DATASET RECORDS |
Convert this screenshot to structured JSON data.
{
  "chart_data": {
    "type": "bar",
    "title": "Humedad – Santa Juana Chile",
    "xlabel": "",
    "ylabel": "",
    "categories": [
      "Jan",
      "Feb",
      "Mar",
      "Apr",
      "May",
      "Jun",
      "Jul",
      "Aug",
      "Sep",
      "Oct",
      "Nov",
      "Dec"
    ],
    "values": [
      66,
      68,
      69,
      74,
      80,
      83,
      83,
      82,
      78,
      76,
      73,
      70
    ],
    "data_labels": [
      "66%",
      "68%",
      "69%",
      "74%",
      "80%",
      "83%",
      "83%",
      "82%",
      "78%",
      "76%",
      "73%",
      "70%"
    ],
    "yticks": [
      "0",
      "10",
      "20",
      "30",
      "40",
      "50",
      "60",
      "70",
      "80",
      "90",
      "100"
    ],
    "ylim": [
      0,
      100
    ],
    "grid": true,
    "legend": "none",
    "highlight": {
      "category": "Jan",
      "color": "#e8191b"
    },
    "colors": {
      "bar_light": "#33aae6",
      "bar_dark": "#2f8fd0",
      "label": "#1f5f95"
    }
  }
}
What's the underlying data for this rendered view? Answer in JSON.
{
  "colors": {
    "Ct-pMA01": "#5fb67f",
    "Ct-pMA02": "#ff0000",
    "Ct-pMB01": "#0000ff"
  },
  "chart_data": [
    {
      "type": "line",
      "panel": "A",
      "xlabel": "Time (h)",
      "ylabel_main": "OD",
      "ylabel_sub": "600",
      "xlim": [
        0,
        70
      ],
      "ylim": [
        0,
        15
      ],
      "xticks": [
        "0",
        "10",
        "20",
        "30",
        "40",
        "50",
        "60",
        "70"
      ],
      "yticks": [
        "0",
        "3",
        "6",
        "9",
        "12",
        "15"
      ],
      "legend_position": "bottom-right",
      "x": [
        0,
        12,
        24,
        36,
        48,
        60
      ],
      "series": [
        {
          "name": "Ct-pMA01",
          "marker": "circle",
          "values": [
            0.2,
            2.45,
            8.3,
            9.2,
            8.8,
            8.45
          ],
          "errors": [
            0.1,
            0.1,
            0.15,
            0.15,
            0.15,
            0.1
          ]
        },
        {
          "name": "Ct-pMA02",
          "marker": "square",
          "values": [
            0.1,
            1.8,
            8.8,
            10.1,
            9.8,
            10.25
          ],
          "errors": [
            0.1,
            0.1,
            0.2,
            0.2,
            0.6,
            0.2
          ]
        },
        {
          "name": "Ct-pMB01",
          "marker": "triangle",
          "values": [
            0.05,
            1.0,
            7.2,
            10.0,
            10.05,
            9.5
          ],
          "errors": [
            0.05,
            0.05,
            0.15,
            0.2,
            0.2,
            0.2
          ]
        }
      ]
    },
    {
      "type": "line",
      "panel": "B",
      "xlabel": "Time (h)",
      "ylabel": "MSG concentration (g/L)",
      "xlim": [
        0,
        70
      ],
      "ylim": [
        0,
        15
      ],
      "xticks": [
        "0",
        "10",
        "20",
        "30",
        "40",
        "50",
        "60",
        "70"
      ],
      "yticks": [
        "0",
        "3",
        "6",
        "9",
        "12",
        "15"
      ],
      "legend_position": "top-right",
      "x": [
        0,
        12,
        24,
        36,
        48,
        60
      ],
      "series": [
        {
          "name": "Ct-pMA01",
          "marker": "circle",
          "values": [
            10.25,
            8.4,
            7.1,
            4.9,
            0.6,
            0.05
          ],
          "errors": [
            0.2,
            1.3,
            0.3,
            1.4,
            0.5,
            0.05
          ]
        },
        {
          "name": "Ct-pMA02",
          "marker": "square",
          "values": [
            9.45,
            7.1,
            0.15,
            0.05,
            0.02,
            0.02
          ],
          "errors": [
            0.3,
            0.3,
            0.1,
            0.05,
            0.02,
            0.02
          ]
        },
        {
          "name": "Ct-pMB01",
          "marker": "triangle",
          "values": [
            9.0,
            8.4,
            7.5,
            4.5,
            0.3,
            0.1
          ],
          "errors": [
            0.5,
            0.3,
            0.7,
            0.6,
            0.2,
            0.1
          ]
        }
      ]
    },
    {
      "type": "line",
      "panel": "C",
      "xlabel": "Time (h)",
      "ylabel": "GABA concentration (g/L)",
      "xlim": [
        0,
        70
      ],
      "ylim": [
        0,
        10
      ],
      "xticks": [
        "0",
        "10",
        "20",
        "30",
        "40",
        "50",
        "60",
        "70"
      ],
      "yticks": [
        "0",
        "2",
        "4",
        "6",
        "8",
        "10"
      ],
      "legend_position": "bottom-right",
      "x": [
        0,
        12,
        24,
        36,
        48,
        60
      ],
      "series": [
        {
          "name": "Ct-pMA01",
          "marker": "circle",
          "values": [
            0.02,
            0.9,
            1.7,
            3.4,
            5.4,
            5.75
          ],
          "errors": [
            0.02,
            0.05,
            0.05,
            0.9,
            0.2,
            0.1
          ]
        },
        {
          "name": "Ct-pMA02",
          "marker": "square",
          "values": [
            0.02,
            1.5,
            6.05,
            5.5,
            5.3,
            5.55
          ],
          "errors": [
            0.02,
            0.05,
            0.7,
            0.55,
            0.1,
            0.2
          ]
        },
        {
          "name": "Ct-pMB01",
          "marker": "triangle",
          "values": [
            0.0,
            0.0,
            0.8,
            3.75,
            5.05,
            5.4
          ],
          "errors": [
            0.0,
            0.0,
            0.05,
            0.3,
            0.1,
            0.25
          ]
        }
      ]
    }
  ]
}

WRITTEN REQUEST | Write out every entry verbatim.

TASK ANSWER |
Convert this screenshot to structured JSON data.
{
  "chart_data": {
    "type": "bar",
    "title": "Humedad – Santa Juana Chile",
    "xlabel": "",
    "ylabel": "",
    "categories": [
      "Jan",
      "Feb",
      "Mar",
      "Apr",
      "May",
      "Jun",
      "Jul",
      "Aug",
      "Sep",
      "Oct",
      "Nov",
      "Dec"
    ],
    "values": [
      66,
      68,
      69,
      74,
      80,
      83,
      83,
      82,
      78,
      76,
      73,
      70
    ],
    "data_labels": [
      "66%",
      "68%",
      "69%",
      "74%",
      "80%",
      "83%",
      "83%",
      "82%",
      "78%",
      "76%",
      "73%",
      "70%"
    ],
    "yticks": [
      "0",
      "10",
      "20",
      "30",
      "40",
      "50",
      "60",
      "70",
      "80",
      "90",
      "100"
    ],
    "ylim": [
      0,
      100
    ],
    "grid": true,
    "legend": "none",
    "highlight": {
      "category": "Jan",
      "color": "#e8191b"
    },
    "colors": {
      "bar_light": "#33aae6",
      "bar_dark": "#2f8fd0",
      "label": "#1f5f95"
    }
  }
}
What's the underlying data for this rendered view? Answer in JSON.
{
  "colors": {
    "Ct-pMA01": "#5fb67f",
    "Ct-pMA02": "#ff0000",
    "Ct-pMB01": "#0000ff"
  },
  "chart_data": [
    {
      "type": "line",
      "panel": "A",
      "xlabel": "Time (h)",
      "ylabel_main": "OD",
      "ylabel_sub": "600",
      "xlim": [
        0,
        70
      ],
      "ylim": [
        0,
        15
      ],
      "xticks": [
        "0",
        "10",
        "20",
        "30",
        "40",
        "50",
        "60",
        "70"
      ],
      "yticks": [
        "0",
        "3",
        "6",
        "9",
        "12",
        "15"
      ],
      "legend_position": "bottom-right",
      "x": [
        0,
        12,
        24,
        36,
        48,
        60
      ],
      "series": [
        {
          "name": "Ct-pMA01",
          "marker": "circle",
          "values": [
            0.2,
            2.45,
            8.3,
            9.2,
            8.8,
            8.45
          ],
          "errors": [
            0.1,
            0.1,
            0.15,
            0.15,
            0.15,
            0.1
          ]
        },
        {
          "name": "Ct-pMA02",
          "marker": "square",
          "values": [
            0.1,
            1.8,
            8.8,
            10.1,
            9.8,
            10.25
          ],
          "errors": [
            0.1,
            0.1,
            0.2,
            0.2,
            0.6,
            0.2
          ]
        },
        {
          "name": "Ct-pMB01",
          "marker": "triangle",
          "values": [
            0.05,
            1.0,
            7.2,
            10.0,
            10.05,
            9.5
          ],
          "errors": [
            0.05,
            0.05,
            0.15,
            0.2,
            0.2,
            0.2
          ]
        }
      ]
    },
    {
      "type": "line",
      "panel": "B",
      "xlabel": "Time (h)",
      "ylabel": "MSG concentration (g/L)",
      "xlim": [
        0,
        70
      ],
      "ylim": [
        0,
        15
      ],
      "xticks": [
        "0",
        "10",
        "20",
        "30",
        "40",
        "50",
        "60",
        "70"
      ],
      "yticks": [
        "0",
        "3",
        "6",
        "9",
        "12",
        "15"
      ],
      "legend_position": "top-right",
      "x": [
        0,
        12,
        24,
        36,
        48,
        60
      ],
      "series": [
        {
          "name": "Ct-pMA01",
          "marker": "circle",
          "values": [
            10.25,
            8.4,
            7.1,
            4.9,
            0.6,
            0.05
          ],
          "errors": [
            0.2,
            1.3,
            0.3,
            1.4,
            0.5,
            0.05
          ]
        },
        {
          "name": "Ct-pMA02",
          "marker": "square",
          "values": [
            9.45,
            7.1,
            0.15,
            0.05,
            0.02,
            0.02
          ],
          "errors": [
            0.3,
            0.3,
            0.1,
            0.05,
            0.02,
            0.02
          ]
        },
        {
          "name": "Ct-pMB01",
          "marker": "triangle",
          "values": [
            9.0,
            8.4,
            7.5,
            4.5,
            0.3,
            0.1
          ],
          "errors": [
            0.5,
            0.3,
            0.7,
            0.6,
            0.2,
            0.1
          ]
        }
      ]
    },
    {
      "type": "line",
      "panel": "C",
      "xlabel": "Time (h)",
      "ylabel": "GABA concentration (g/L)",
      "xlim": [
        0,
        70
      ],
      "ylim": [
        0,
        10
      ],
      "xticks": [
        "0",
        "10",
        "20",
        "30",
        "40",
        "50",
        "60",
        "70"
      ],
      "yticks": [
        "0",
        "2",
        "4",
        "6",
        "8",
        "10"
      ],
      "legend_position": "bottom-right",
      "x": [
        0,
        12,
        24,
        36,
        48,
        60
      ],
      "series": [
        {
          "name": "Ct-pMA01",
          "marker": "circle",
          "values": [
            0.02,
            0.9,
            1.7,
            3.4,
            5.4,
            5.75
          ],
          "errors": [
            0.02,
            0.05,
            0.05,
            0.9,
            0.2,
            0.1
          ]
        },
        {
          "name": "Ct-pMA02",
          "marker": "square",
          "values": [
            0.02,
            1.5,
            6.05,
            5.5,
            5.3,
            5.55
          ],
          "errors": [
            0.02,
            0.05,
            0.7,
            0.55,
            0.1,
            0.2
          ]
        },
        {
          "name": "Ct-pMB01",
          "marker": "triangle",
          "values": [
            0.0,
            0.0,
            0.8,
            3.75,
            5.05,
            5.4
          ],
          "errors": [
            0.0,
            0.0,
            0.05,
            0.3,
            0.1,
            0.25
          ]
        }
      ]
    }
  ]
}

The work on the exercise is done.